From: "Andre Vieira (lists)" <andre.simoesdiasvieira@arm.com>
To: gcc-patches@gcc.gnu.org
Cc: Richard Biener <rguenther@suse.de>,
Richard Sandiford <richard.sandiford@arm.com>,
"jakub@redhat.com" <jakub@redhat.com>
Subject: Re: [PATCH 5/8] vect: Use inbranch simdclones in masked loops
Date: Wed, 18 Oct 2023 15:41:08 +0100 [thread overview]
Message-ID: <e6753552-fb81-4cfc-a345-eaee2fe64ee6@arm.com> (raw)
In-Reply-To: <d96af71e-d8e8-0bff-d502-5e54768ac774@arm.com>
[-- Attachment #1: Type: text/plain, Size: 611 bytes --]
Rebased, needs review.
On 30/08/2023 10:13, Andre Vieira (lists) via Gcc-patches wrote:
> This patch enables the compiler to use inbranch simdclones when
> generating masked loops in autovectorization.
>
> gcc/ChangeLog:
>
> * omp-simd-clone.cc (simd_clone_adjust_argument_types): Make function
> compatible with mask parameters in clone.
> * tree-vect-stmts.cc (vect_convert): New helper function.
> (vect_build_all_ones_mask): Allow vector boolean typed masks.
> (vectorizable_simd_clone_call): Enable the use of masked clones in
> fully masked loops.
[-- Attachment #2: sve_simd_clones_5v2.patch --]
[-- Type: text/plain, Size: 13395 bytes --]
diff --git a/gcc/omp-simd-clone.cc b/gcc/omp-simd-clone.cc
index a42643400ddcf10961633448b49d4caafb999f12..ef0b9b48c7212900023bc0eaebca5e1f9389db77 100644
--- a/gcc/omp-simd-clone.cc
+++ b/gcc/omp-simd-clone.cc
@@ -807,8 +807,14 @@ simd_clone_adjust_argument_types (struct cgraph_node *node)

Information supplied:
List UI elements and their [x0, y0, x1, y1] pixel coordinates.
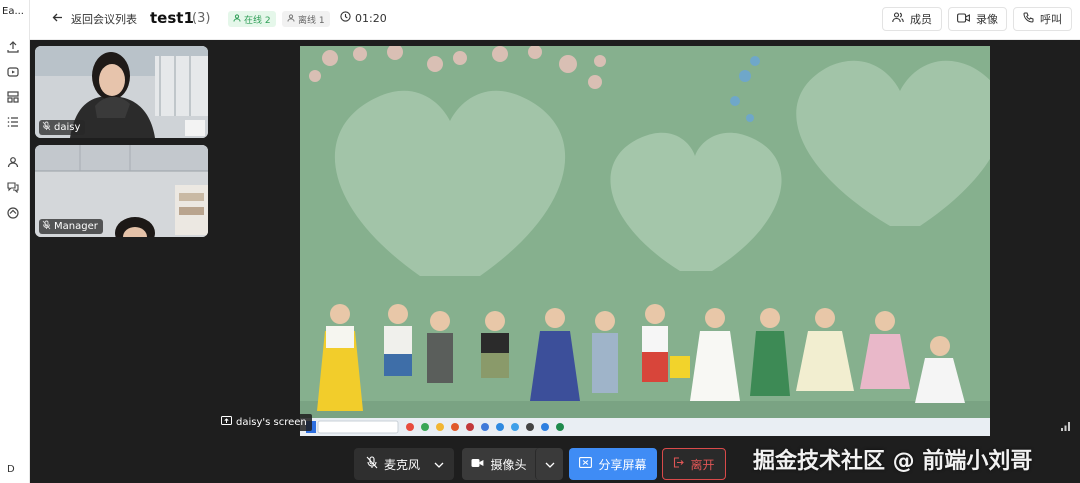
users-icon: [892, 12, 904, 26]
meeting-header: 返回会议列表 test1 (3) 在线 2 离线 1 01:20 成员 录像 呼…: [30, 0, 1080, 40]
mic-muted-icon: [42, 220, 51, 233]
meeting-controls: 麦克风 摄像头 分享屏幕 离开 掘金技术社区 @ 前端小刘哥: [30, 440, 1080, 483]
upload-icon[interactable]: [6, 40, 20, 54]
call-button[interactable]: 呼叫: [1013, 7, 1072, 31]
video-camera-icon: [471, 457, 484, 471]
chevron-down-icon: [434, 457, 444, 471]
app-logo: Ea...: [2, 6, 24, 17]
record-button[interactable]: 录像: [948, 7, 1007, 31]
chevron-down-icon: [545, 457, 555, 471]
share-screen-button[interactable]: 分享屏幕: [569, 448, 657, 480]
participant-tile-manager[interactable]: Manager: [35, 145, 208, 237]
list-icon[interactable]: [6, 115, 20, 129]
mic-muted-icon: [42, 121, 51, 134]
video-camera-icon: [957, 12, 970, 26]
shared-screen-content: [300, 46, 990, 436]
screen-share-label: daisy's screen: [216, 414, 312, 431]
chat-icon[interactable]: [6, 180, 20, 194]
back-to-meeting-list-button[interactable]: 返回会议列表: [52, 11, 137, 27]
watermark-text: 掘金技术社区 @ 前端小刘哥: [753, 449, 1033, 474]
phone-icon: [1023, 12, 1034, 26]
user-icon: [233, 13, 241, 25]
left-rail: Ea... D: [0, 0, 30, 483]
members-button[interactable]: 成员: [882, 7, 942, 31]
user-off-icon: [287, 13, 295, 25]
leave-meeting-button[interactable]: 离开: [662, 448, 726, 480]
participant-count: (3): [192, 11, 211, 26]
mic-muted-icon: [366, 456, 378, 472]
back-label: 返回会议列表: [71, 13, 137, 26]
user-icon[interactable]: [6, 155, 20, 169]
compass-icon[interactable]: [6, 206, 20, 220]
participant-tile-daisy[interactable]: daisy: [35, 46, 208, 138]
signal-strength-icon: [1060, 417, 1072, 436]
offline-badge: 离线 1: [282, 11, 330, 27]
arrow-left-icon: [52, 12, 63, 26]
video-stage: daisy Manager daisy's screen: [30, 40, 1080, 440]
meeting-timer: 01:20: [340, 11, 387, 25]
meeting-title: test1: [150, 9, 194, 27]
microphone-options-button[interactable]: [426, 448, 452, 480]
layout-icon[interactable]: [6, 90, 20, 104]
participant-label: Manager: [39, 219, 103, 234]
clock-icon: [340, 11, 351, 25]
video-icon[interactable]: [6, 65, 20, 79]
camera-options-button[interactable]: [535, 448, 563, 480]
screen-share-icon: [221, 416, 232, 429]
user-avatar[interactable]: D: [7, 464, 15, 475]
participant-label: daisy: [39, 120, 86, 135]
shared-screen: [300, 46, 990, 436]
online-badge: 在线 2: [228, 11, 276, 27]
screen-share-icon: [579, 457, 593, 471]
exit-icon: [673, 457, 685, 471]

--

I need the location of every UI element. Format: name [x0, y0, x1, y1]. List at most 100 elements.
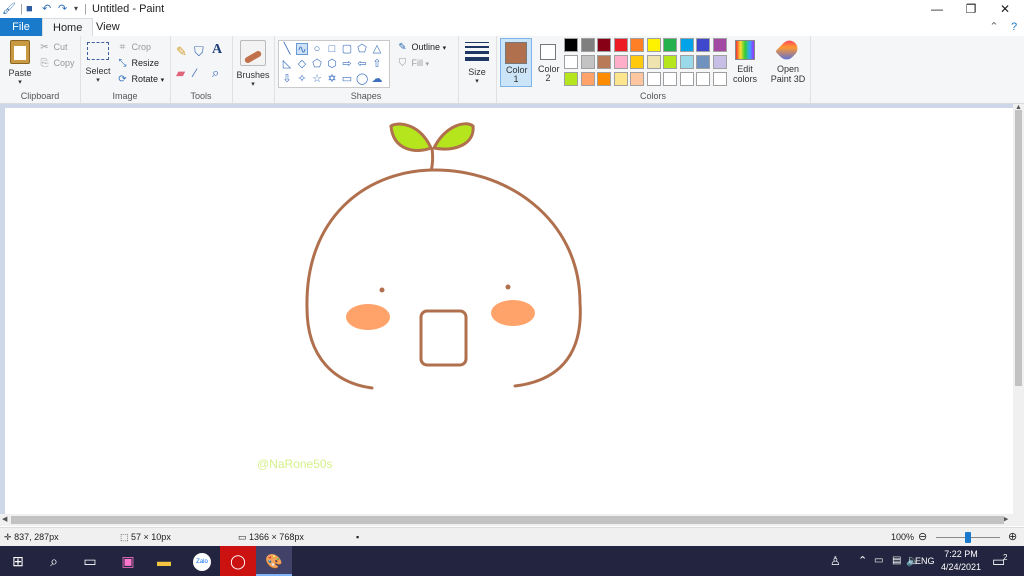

---

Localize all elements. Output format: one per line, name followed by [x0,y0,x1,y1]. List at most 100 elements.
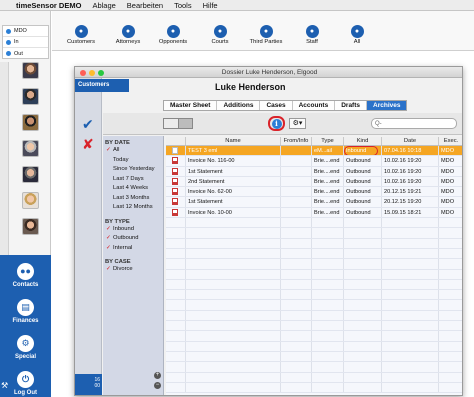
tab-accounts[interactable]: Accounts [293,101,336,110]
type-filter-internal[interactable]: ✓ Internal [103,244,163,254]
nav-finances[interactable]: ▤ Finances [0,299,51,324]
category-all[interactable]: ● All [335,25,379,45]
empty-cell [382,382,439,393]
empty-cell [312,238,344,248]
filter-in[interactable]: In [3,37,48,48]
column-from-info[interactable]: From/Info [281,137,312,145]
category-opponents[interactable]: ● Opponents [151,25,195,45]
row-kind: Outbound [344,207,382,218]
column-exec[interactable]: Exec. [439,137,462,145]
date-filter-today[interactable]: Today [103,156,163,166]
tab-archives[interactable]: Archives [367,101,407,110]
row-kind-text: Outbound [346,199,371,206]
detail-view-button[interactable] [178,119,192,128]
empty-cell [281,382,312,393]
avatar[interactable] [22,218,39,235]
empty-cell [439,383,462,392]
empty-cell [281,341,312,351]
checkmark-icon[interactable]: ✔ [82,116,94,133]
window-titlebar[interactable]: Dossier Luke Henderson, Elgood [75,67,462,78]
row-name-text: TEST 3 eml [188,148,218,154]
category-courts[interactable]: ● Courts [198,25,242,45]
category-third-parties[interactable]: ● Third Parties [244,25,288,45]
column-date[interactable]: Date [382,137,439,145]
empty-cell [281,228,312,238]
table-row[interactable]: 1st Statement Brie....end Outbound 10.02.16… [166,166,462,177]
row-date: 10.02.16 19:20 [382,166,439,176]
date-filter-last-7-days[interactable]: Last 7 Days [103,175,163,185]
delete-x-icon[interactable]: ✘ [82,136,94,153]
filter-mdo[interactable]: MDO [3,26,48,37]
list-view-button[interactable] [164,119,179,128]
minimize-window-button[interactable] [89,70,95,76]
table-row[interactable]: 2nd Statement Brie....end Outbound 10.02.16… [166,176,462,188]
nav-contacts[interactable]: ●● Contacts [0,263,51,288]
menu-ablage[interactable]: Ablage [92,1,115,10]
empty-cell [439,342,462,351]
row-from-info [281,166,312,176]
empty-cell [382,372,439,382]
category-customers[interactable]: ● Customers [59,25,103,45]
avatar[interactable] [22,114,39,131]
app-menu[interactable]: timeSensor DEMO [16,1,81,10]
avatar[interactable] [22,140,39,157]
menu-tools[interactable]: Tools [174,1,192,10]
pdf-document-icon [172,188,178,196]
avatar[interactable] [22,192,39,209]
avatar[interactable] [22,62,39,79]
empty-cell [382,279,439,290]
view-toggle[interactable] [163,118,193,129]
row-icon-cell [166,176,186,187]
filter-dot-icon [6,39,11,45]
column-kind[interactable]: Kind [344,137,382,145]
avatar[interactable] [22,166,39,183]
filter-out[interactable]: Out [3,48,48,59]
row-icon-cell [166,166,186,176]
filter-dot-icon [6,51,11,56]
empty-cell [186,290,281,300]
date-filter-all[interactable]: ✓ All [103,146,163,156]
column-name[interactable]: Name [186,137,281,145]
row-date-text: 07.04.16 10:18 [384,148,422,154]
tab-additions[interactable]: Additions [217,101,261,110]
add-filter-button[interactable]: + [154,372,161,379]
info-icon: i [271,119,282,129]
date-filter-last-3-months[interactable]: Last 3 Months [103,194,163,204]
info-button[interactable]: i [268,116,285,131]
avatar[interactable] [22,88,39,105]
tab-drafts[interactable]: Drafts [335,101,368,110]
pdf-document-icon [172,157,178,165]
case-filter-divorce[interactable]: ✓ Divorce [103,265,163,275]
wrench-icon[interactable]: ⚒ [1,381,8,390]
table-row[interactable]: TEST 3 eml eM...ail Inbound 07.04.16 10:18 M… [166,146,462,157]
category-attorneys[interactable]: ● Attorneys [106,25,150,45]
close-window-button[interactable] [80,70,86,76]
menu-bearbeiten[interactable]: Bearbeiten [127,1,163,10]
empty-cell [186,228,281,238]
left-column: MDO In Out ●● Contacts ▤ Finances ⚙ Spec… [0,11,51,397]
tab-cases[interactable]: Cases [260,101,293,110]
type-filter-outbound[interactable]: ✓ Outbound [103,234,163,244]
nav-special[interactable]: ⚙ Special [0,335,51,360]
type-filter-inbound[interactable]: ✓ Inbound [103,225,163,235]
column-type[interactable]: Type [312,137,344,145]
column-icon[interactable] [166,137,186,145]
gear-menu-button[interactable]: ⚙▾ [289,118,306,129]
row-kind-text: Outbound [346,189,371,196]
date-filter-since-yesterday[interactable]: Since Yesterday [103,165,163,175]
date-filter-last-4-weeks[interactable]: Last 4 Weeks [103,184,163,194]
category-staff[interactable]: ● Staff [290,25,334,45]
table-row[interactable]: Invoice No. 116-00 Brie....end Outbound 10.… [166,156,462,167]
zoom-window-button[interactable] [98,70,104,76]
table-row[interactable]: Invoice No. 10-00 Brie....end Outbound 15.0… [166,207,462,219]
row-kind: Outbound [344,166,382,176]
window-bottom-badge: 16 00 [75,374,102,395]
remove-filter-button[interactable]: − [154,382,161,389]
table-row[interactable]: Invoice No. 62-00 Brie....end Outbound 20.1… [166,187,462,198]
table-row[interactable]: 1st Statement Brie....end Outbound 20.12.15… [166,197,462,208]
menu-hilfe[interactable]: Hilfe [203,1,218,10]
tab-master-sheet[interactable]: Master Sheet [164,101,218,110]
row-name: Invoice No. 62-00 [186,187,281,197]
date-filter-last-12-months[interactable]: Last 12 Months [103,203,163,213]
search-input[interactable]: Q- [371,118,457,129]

Problems:
• A. Which distinct email addresses appear in the header of the patch email?
• B. Can you echo the records between the line holding "Localize all elements." and the line holding "row-date: 10.02.16 19:20 [382,166,439,176]", inclusive, leaving out the picture line?
The patch email and the records have nothing to do with each other.

The responses:
• A.
andre.simoesdiasvieira@arm.com
gcc-patches@gcc.gnu.org
rguenther@suse.de
richard.sandiford@arm.com
jakub@redhat.com

• B.
Localize all elements. Output format: one per line, name followed by [x0,y0,x1,y1]. List at most 100 elements.
tab-accounts[interactable]: Accounts [293,101,336,110]
type-filter-internal[interactable]: ✓ Internal [103,244,163,254]
nav-finances[interactable]: ▤ Finances [0,299,51,324]
category-all[interactable]: ● All [335,25,379,45]
empty-cell [382,382,439,393]
empty-cell [312,238,344,248]
filter-in[interactable]: In [3,37,48,48]
column-from-info[interactable]: From/Info [281,137,312,145]
category-opponents[interactable]: ● Opponents [151,25,195,45]
row-kind: Outbound [344,207,382,218]
column-exec[interactable]: Exec. [439,137,462,145]
date-filter-today[interactable]: Today [103,156,163,166]
tab-archives[interactable]: Archives [367,101,407,110]
row-kind-text: Outbound [346,199,371,206]
detail-view-button[interactable] [178,119,192,128]
empty-cell [281,382,312,393]
avatar[interactable] [22,218,39,235]
empty-cell [439,383,462,392]
empty-cell [281,341,312,351]
checkmark-icon[interactable]: ✔ [82,116,94,133]
window-titlebar[interactable]: Dossier Luke Henderson, Elgood [75,67,462,78]
row-name-text: TEST 3 eml [188,148,218,154]
category-courts[interactable]: ● Courts [198,25,242,45]
category-third-parties[interactable]: ● Third Parties [244,25,288,45]
column-date[interactable]: Date [382,137,439,145]
empty-cell [281,228,312,238]
table-row[interactable]: 1st Statement Brie....end Outbound 10.02.16… [166,166,462,177]
row-date: 10.02.16 19:20 [382,166,439,176]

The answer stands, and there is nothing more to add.